**TASK REQUIREMENTS:** Transcribe the listing in full, excluding any pictures.

**MATERIAL:**
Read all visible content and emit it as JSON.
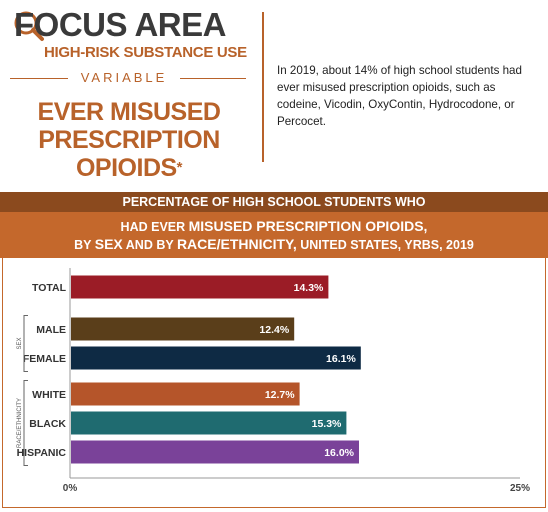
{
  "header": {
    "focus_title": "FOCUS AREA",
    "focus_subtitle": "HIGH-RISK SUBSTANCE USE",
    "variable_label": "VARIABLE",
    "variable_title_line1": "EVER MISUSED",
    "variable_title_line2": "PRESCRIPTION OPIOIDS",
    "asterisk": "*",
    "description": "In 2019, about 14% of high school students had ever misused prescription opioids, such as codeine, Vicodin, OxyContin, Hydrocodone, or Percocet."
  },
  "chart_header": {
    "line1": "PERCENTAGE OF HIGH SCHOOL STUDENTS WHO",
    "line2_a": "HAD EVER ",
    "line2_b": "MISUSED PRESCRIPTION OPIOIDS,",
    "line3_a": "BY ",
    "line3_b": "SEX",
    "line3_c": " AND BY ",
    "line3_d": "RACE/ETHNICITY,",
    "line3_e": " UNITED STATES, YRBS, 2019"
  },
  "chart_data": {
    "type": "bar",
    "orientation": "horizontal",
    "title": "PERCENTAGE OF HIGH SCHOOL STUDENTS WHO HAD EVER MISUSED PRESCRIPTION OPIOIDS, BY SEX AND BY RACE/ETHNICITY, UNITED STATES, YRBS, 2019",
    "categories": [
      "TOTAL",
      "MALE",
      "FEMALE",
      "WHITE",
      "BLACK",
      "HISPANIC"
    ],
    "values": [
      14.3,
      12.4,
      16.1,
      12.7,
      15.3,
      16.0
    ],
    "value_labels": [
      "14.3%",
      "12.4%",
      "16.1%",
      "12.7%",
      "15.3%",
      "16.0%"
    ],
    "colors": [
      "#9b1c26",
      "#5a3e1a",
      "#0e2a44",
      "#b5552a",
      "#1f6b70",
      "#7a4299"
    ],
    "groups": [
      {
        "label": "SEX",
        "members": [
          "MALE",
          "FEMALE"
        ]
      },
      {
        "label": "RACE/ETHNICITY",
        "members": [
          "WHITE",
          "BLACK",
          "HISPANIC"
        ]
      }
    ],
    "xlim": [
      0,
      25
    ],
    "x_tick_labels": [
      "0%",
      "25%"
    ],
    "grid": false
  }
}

**FINISHED ANSWER:**
Read all visible content and emit it as JSON.
{
  "header": {
    "focus_title": "FOCUS AREA",
    "focus_subtitle": "HIGH-RISK SUBSTANCE USE",
    "variable_label": "VARIABLE",
    "variable_title_line1": "EVER MISUSED",
    "variable_title_line2": "PRESCRIPTION OPIOIDS",
    "asterisk": "*",
    "description": "In 2019, about 14% of high school students had ever misused prescription opioids, such as codeine, Vicodin, OxyContin, Hydrocodone, or Percocet."
  },
  "chart_header": {
    "line1": "PERCENTAGE OF HIGH SCHOOL STUDENTS WHO",
    "line2_a": "HAD EVER ",
    "line2_b": "MISUSED PRESCRIPTION OPIOIDS,",
    "line3_a": "BY ",
    "line3_b": "SEX",
    "line3_c": " AND BY ",
    "line3_d": "RACE/ETHNICITY,",
    "line3_e": " UNITED STATES, YRBS, 2019"
  },
  "chart_data": {
    "type": "bar",
    "orientation": "horizontal",
    "title": "PERCENTAGE OF HIGH SCHOOL STUDENTS WHO HAD EVER MISUSED PRESCRIPTION OPIOIDS, BY SEX AND BY RACE/ETHNICITY, UNITED STATES, YRBS, 2019",
    "categories": [
      "TOTAL",
      "MALE",
      "FEMALE",
      "WHITE",
      "BLACK",
      "HISPANIC"
    ],
    "values": [
      14.3,
      12.4,
      16.1,
      12.7,
      15.3,
      16.0
    ],
    "value_labels": [
      "14.3%",
      "12.4%",
      "16.1%",
      "12.7%",
      "15.3%",
      "16.0%"
    ],
    "colors": [
      "#9b1c26",
      "#5a3e1a",
      "#0e2a44",
      "#b5552a",
      "#1f6b70",
      "#7a4299"
    ],
    "groups": [
      {
        "label": "SEX",
        "members": [
          "MALE",
          "FEMALE"
        ]
      },
      {
        "label": "RACE/ETHNICITY",
        "members": [
          "WHITE",
          "BLACK",
          "HISPANIC"
        ]
      }
    ],
    "xlim": [
      0,
      25
    ],
    "x_tick_labels": [
      "0%",
      "25%"
    ],
    "grid": false
  }
}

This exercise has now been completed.